-------- INPUT MATERIAL

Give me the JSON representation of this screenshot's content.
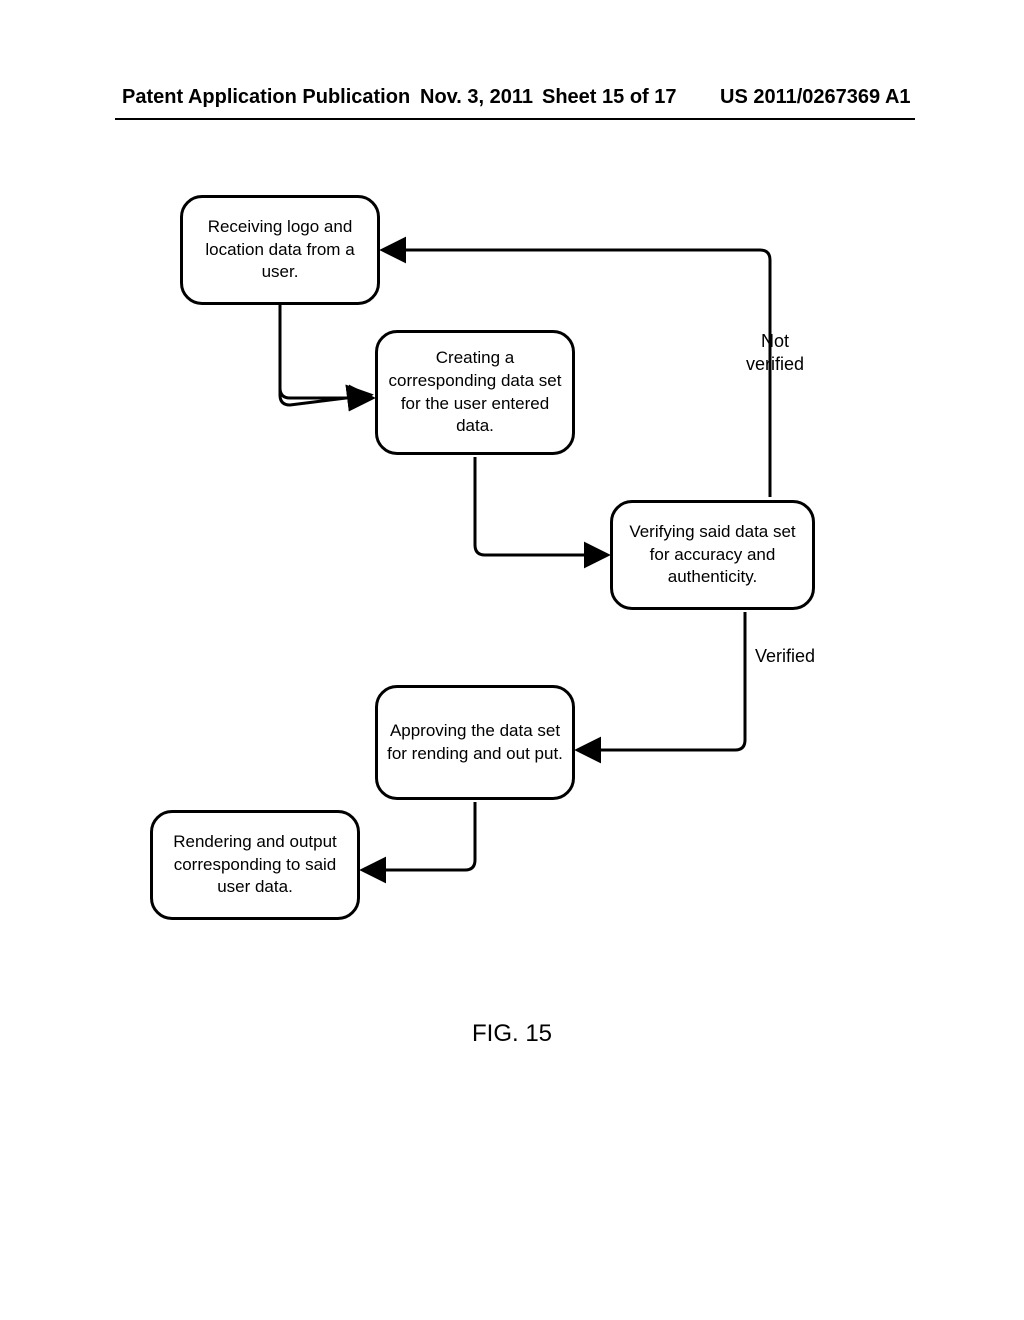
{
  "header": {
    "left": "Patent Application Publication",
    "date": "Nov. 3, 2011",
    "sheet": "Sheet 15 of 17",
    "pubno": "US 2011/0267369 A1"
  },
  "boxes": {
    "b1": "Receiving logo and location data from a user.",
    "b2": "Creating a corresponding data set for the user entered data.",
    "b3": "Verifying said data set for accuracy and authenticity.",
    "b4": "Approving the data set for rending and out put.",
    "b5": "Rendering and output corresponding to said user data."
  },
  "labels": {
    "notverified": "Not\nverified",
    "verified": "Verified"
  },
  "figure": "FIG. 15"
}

----------------
-------- INPUT MATERIAL

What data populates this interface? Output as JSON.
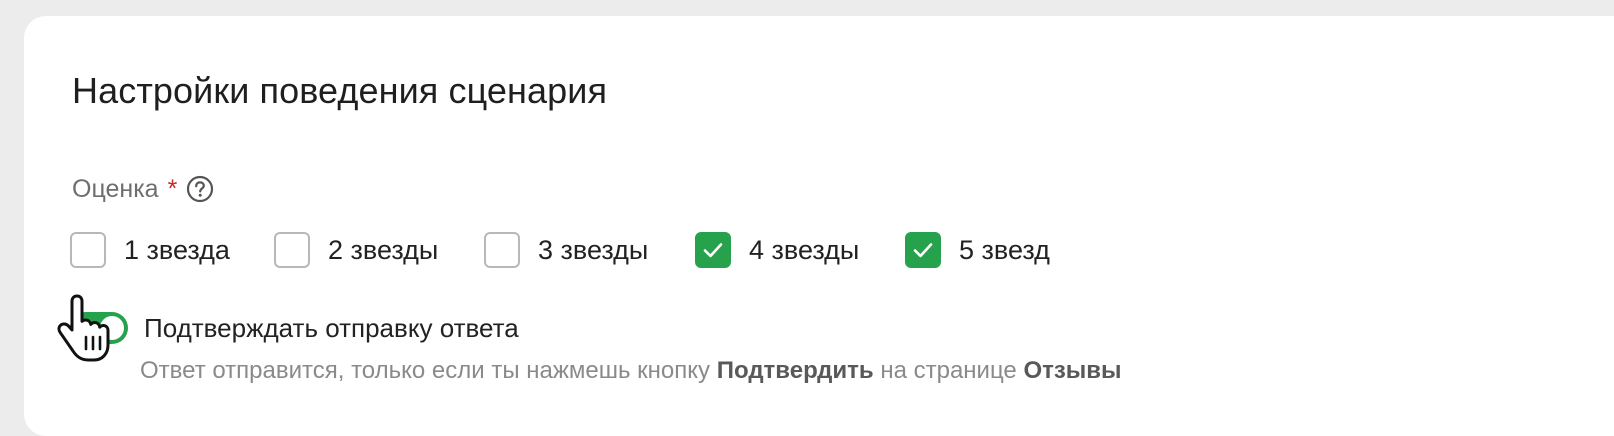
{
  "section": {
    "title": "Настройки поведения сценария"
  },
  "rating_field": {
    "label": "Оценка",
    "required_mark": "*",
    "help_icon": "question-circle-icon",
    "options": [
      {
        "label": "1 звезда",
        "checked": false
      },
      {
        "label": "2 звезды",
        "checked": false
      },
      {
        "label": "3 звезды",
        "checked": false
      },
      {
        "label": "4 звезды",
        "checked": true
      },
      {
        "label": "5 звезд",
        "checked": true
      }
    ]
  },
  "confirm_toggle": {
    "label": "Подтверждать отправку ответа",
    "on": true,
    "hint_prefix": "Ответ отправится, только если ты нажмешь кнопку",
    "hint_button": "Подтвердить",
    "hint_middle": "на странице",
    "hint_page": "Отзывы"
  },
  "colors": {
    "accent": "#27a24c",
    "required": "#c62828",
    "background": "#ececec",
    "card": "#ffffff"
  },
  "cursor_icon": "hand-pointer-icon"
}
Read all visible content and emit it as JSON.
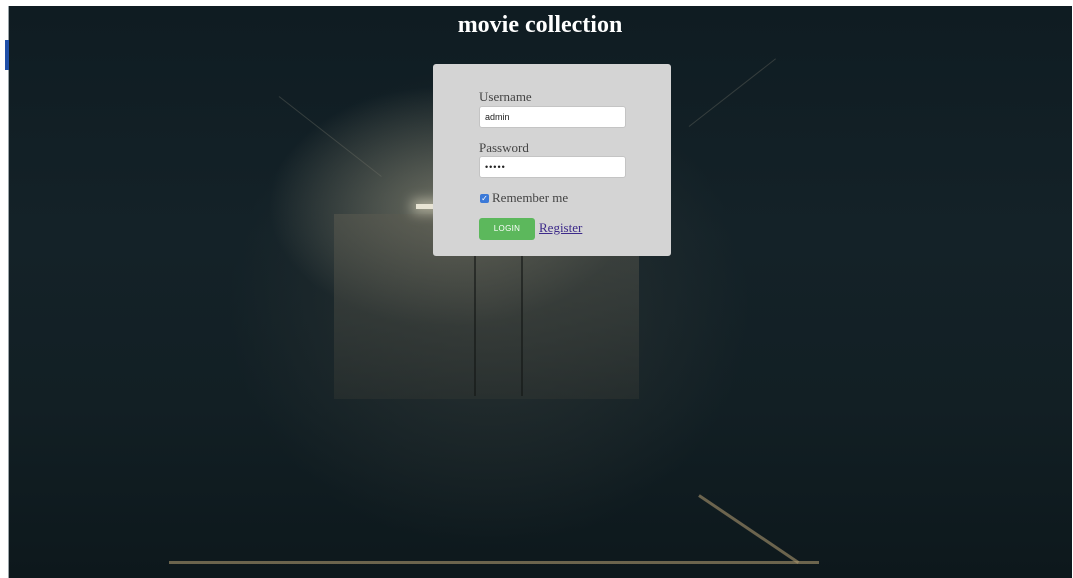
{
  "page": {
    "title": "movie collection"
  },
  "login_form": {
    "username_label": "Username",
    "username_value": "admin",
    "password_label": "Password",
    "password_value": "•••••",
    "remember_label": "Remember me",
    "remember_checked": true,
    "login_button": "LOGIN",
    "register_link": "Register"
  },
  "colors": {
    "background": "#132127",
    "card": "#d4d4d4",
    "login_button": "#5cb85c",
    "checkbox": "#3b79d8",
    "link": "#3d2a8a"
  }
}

----------------

Every line in the data above that contains "title" needs to be copied.

    "title": "Настройки поведения сценария"
    "title": "movie collection"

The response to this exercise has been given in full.